Task directions: Repeat every line of the listing below exactly, without changing anything.

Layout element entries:

* BEGIN *

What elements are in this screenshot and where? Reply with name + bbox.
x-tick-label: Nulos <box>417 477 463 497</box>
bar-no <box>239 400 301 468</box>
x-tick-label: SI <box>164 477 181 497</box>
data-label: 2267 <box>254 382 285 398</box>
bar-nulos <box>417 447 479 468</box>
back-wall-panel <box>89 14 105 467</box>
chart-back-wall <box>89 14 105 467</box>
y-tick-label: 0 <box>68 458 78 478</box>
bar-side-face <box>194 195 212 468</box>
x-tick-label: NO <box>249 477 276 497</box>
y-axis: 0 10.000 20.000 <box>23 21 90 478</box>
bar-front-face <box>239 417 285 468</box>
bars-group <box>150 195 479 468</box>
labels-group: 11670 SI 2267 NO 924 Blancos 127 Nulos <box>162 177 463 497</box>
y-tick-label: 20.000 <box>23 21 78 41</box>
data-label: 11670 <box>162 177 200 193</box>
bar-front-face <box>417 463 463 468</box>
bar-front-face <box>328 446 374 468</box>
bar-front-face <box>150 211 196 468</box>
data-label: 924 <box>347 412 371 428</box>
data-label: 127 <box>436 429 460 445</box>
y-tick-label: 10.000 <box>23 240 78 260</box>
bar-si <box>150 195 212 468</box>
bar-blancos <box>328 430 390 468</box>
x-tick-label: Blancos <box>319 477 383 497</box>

* END *

Exercise answer:
What elements are in this screenshot and where? Reply with name + bbox.
x-tick-label: Nulos <box>417 477 463 497</box>
bar-no <box>239 400 301 468</box>
x-tick-label: SI <box>164 477 181 497</box>
data-label: 2267 <box>254 382 285 398</box>
bar-nulos <box>417 447 479 468</box>
back-wall-panel <box>89 14 105 467</box>
chart-back-wall <box>89 14 105 467</box>
y-tick-label: 0 <box>68 458 78 478</box>
bar-side-face <box>194 195 212 468</box>
x-tick-label: NO <box>249 477 276 497</box>
y-axis: 0 10.000 20.000 <box>23 21 90 478</box>
bar-front-face <box>239 417 285 468</box>
bars-group <box>150 195 479 468</box>
labels-group: 11670 SI 2267 NO 924 Blancos 127 Nulos <box>162 177 463 497</box>
y-tick-label: 20.000 <box>23 21 78 41</box>
data-label: 11670 <box>162 177 200 193</box>
bar-front-face <box>417 463 463 468</box>
bar-front-face <box>328 446 374 468</box>
bar-front-face <box>150 211 196 468</box>
data-label: 924 <box>347 412 371 428</box>
data-label: 127 <box>436 429 460 445</box>
y-tick-label: 10.000 <box>23 240 78 260</box>
bar-si <box>150 195 212 468</box>
bar-blancos <box>328 430 390 468</box>
x-tick-label: Blancos <box>319 477 383 497</box>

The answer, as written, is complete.